**GIVEN REQUEST:**
Pick out every line holding the string "meetings" and copy it.
[START OF INPUT MATERIAL]
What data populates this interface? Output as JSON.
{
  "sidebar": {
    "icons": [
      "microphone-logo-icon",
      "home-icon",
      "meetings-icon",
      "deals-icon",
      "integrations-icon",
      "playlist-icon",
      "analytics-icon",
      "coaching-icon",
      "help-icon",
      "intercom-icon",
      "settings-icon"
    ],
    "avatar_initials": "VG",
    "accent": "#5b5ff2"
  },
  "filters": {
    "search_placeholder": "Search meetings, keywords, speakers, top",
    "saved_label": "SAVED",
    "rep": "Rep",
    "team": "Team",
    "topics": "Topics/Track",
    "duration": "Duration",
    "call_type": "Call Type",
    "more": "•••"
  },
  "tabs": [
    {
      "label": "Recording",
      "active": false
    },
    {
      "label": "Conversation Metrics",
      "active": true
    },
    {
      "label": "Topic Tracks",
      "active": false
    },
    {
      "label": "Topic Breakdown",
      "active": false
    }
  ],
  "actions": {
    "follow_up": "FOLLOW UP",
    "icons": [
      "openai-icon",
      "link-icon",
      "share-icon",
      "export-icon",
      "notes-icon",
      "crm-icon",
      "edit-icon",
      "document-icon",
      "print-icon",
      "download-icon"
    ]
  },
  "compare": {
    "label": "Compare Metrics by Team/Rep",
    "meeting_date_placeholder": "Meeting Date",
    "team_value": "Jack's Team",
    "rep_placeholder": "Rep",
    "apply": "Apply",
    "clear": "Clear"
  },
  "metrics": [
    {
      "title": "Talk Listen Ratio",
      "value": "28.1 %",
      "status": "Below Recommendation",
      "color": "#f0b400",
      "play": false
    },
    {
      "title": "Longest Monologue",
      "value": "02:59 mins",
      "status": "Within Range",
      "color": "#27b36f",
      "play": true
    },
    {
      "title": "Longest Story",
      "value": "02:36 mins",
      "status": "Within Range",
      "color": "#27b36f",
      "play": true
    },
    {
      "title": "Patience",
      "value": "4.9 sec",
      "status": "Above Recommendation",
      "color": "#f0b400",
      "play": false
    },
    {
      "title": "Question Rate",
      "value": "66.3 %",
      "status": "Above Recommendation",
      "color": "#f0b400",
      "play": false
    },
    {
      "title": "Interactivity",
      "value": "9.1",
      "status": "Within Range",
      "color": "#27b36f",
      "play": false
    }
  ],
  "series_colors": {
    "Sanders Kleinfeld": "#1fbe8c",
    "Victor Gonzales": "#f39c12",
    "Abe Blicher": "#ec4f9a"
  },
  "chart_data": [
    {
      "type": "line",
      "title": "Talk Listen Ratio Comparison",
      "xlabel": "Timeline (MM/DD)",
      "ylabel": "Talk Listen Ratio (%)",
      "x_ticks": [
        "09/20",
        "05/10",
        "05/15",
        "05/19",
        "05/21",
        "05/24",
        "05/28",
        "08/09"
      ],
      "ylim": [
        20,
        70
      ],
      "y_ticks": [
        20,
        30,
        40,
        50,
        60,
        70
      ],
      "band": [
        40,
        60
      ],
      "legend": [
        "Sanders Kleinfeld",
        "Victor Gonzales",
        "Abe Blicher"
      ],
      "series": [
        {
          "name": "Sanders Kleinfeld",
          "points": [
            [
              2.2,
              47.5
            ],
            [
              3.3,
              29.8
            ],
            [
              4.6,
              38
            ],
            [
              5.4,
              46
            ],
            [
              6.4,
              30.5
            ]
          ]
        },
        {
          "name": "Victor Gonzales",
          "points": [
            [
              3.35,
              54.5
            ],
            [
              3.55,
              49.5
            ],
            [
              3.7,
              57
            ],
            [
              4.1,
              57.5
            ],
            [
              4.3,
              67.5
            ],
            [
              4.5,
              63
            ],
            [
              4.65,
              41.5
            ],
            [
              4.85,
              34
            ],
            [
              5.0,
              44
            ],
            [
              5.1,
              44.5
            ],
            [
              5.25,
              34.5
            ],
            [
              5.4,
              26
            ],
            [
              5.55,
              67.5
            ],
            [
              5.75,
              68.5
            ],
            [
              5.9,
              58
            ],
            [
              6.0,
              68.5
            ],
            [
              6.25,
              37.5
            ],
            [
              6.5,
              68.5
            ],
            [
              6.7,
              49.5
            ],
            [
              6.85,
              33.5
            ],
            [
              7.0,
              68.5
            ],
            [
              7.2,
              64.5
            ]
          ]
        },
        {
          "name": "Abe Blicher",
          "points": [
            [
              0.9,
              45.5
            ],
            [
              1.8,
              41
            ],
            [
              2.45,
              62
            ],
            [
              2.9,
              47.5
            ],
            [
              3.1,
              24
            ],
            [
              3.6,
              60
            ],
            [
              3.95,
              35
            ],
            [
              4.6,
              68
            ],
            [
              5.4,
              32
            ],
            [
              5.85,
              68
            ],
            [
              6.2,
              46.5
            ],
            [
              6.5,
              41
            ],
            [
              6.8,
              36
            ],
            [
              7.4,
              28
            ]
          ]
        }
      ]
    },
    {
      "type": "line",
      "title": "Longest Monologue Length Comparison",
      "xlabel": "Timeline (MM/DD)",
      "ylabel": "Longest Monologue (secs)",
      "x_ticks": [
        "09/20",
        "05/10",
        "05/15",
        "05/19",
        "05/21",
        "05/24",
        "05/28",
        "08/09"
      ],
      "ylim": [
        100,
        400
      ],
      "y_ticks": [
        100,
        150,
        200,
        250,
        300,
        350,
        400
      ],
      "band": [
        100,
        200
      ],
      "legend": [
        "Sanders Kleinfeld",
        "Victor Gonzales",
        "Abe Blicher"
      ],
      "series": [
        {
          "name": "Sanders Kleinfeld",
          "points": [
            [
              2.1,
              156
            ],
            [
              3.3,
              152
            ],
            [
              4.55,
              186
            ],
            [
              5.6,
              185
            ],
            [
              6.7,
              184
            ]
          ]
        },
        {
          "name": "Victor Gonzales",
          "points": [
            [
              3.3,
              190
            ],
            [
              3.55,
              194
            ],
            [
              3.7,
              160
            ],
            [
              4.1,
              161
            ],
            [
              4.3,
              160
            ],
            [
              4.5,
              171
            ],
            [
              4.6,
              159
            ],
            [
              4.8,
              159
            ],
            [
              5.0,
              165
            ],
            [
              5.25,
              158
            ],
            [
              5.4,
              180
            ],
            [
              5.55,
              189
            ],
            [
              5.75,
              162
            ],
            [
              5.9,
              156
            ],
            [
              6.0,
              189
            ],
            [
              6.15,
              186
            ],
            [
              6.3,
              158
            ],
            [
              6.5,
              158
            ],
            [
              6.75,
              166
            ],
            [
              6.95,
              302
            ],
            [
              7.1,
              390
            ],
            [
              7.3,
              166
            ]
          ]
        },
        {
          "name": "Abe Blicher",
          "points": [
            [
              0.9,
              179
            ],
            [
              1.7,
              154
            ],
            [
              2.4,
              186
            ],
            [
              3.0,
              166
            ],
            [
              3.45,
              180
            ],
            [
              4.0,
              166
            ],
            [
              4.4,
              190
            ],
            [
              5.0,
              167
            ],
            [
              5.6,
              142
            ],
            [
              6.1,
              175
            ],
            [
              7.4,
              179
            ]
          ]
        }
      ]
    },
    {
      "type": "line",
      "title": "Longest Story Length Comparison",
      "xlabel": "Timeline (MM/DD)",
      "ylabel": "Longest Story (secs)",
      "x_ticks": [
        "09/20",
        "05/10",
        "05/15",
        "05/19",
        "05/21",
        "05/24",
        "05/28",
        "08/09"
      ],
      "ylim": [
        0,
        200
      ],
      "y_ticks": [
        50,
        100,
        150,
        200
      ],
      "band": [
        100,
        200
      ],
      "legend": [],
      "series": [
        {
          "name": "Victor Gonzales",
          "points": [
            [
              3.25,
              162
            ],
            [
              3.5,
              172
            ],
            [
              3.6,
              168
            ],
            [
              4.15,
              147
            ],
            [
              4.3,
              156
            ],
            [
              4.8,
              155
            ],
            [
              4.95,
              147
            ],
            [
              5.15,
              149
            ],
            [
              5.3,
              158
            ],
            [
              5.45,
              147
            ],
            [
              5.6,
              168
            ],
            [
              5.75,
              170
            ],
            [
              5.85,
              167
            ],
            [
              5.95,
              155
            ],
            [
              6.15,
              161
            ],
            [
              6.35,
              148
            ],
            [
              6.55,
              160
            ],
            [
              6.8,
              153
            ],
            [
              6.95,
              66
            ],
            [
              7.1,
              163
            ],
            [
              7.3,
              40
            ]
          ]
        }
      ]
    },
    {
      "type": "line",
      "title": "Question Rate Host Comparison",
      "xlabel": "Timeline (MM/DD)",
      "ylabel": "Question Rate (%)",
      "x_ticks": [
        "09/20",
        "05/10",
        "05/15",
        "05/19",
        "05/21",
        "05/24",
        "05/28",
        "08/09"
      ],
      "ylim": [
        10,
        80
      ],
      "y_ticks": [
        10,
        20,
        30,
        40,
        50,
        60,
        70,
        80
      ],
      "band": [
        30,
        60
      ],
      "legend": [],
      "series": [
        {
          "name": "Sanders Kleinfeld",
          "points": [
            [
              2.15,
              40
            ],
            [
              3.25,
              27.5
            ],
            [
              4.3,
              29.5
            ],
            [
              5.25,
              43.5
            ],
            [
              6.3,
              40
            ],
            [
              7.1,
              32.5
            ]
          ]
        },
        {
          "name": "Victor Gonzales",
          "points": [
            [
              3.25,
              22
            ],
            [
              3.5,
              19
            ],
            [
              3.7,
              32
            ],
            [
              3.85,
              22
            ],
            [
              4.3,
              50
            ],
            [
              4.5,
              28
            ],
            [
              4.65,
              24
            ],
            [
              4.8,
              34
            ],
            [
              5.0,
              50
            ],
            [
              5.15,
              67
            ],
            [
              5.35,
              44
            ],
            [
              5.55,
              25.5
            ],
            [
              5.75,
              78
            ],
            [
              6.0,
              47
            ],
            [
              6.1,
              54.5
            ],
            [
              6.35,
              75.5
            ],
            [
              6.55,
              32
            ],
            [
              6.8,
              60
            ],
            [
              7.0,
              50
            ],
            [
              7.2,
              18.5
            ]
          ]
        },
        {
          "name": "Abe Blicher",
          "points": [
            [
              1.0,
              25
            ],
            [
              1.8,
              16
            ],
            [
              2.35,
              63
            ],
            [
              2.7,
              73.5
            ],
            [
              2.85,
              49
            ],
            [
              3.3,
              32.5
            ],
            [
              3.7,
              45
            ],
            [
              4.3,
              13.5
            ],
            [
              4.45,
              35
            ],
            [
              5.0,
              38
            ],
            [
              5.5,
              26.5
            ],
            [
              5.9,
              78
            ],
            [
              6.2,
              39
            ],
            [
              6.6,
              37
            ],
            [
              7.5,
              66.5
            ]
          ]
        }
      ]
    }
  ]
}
[END OF INPUT MATERIAL]
**SOLUTION TO THIS TASK:**
      "meetings-icon",
    "search_placeholder": "Search meetings, keywords, speakers, top",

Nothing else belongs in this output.